_RECORDED INFORMATION_.
— start —

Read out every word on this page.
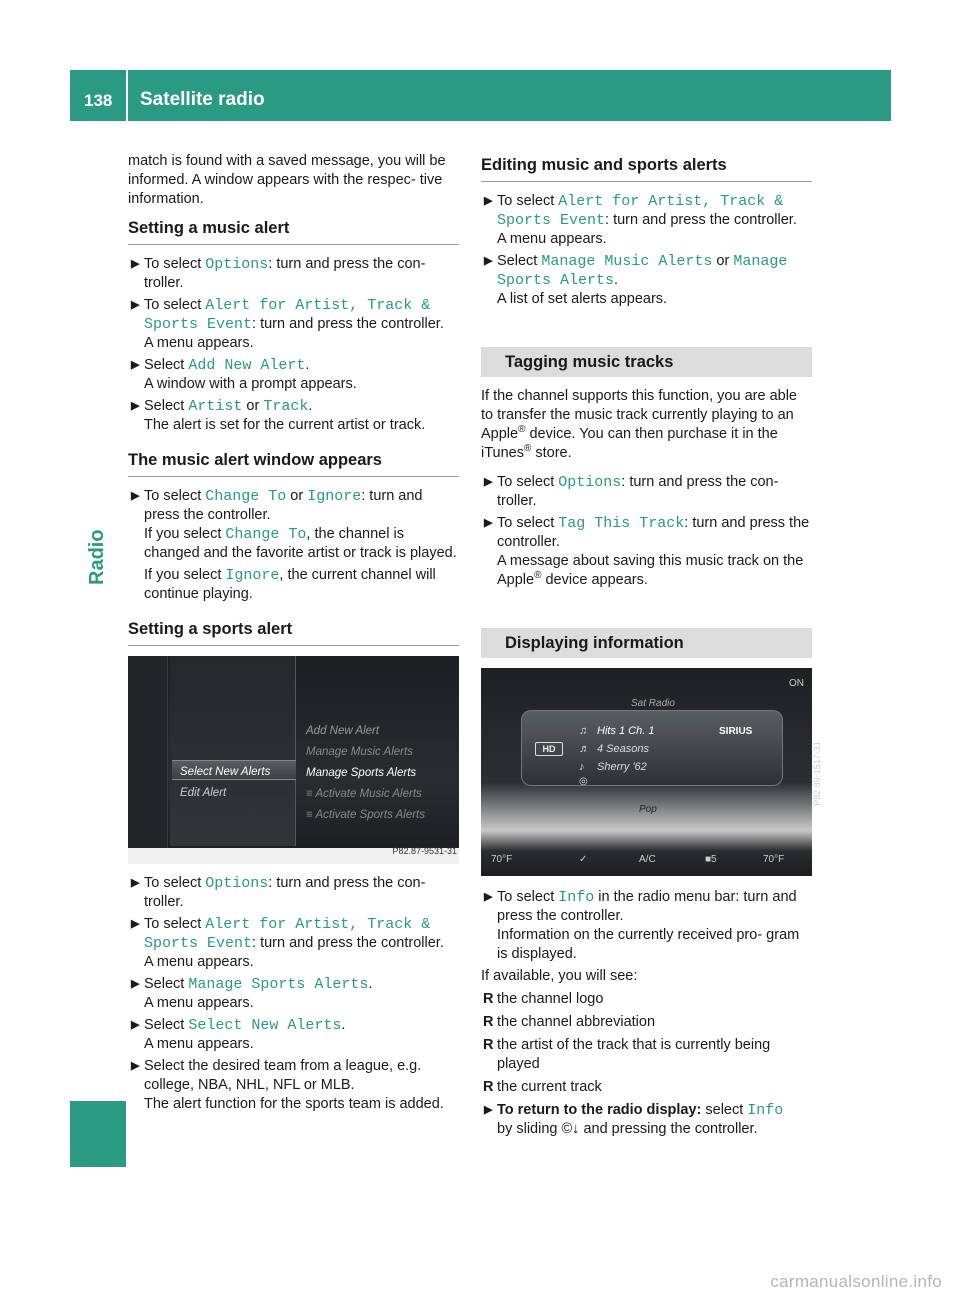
138	Satellite radio
Radio

match is found with a saved message, you will be informed. A window appears with the respec- tive information.

Setting a music alert
▶ To select Options: turn and press the con- troller.
▶ To select Alert for Artist, Track & Sports Event: turn and press the controller.
A menu appears.
▶ Select Add New Alert.
A window with a prompt appears.
▶ Select Artist or Track.
The alert is set for the current artist or track.
The music alert window appears
▶ To select Change To or Ignore: turn and press the controller.
If you select Change To, the channel is changed and the favorite artist or track is played.

If you select Ignore, the current channel will continue playing.
Setting a sports alert
Select New Alerts
Edit Alert
Add New Alert
Manage Music Alerts
Manage Sports Alerts
≡ Activate Music Alerts
≡ Activate Sports Alerts
P82.87-9531-31
▶ To select Options: turn and press the con- troller.
▶ To select Alert for Artist, Track & Sports Event: turn and press the controller.
A menu appears.
▶ Select Manage Sports Alerts.
A menu appears.
▶ Select Select New Alerts.
A menu appears.
▶ Select the desired team from a league, e.g. college, NBA, NHL, NFL or MLB.
The alert function for the sports team is added.
Editing music and sports alerts
▶ To select Alert for Artist, Track & Sports Event: turn and press the controller.
A menu appears.
▶ Select Manage Music Alerts or Manage Sports Alerts.
A list of set alerts appears.
Tagging music tracks

If the channel supports this function, you are able to transfer the music track currently playing to an Apple® device. You can then purchase it in the iTunes® store.

▶ To select Options: turn and press the con- troller.
▶ To select Tag This Track: turn and press the controller.
A message about saving this music track on the Apple® device appears.
Displaying information
ON
Sat Radio
HD
♫ Hits 1 Ch. 1	SIRIUS
♬ 4 Seasons
♪ Sherry '62
◎
Pop
70°F	✓	A/C	■5	70°F
P82.89-1517-31
▶ To select Info in the radio menu bar: turn and press the controller.
Information on the currently received pro- gram is displayed.

If available, you will see:

R the channel logo
R the channel abbreviation
R the artist of the track that is currently being played
R the current track
▶ To return to the radio display: select Info
by sliding ©↓ and pressing the controller.
carmanualsonline.info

— end —

_GIVEN REQUEST_.
Reproduce all entries without any change, and omit the pictures.

_RESULT OF THE EXERCISE_.
Read out every word on this page.
138	Satellite radio
Radio

match is found with a saved message, you will be informed. A window appears with the respec- tive information.

Setting a music alert
▶ To select Options: turn and press the con- troller.
▶ To select Alert for Artist, Track & Sports Event: turn and press the controller.
A menu appears.
▶ Select Add New Alert.
A window with a prompt appears.
▶ Select Artist or Track.
The alert is set for the current artist or track.
The music alert window appears
▶ To select Change To or Ignore: turn and press the controller.
If you select Change To, the channel is changed and the favorite artist or track is played.

If you select Ignore, the current channel will continue playing.
Setting a sports alert
Select New Alerts
Edit Alert
Add New Alert
Manage Music Alerts
Manage Sports Alerts
≡ Activate Music Alerts
≡ Activate Sports Alerts
P82.87-9531-31
▶ To select Options: turn and press the con- troller.
▶ To select Alert for Artist, Track & Sports Event: turn and press the controller.
A menu appears.
▶ Select Manage Sports Alerts.
A menu appears.
▶ Select Select New Alerts.
A menu appears.
▶ Select the desired team from a league, e.g. college, NBA, NHL, NFL or MLB.
The alert function for the sports team is added.
Editing music and sports alerts
▶ To select Alert for Artist, Track & Sports Event: turn and press the controller.
A menu appears.
▶ Select Manage Music Alerts or Manage Sports Alerts.
A list of set alerts appears.
Tagging music tracks

If the channel supports this function, you are able to transfer the music track currently playing to an Apple® device. You can then purchase it in the iTunes® store.

▶ To select Options: turn and press the con- troller.
▶ To select Tag This Track: turn and press the controller.
A message about saving this music track on the Apple® device appears.
Displaying information
ON
Sat Radio
HD
♫ Hits 1 Ch. 1	SIRIUS
♬ 4 Seasons
♪ Sherry '62
◎
Pop
70°F	✓	A/C	■5	70°F
P82.89-1517-31
▶ To select Info in the radio menu bar: turn and press the controller.
Information on the currently received pro- gram is displayed.

If available, you will see:

R the channel logo
R the channel abbreviation
R the artist of the track that is currently being played
R the current track
▶ To return to the radio display: select Info
by sliding ©↓ and pressing the controller.
carmanualsonline.info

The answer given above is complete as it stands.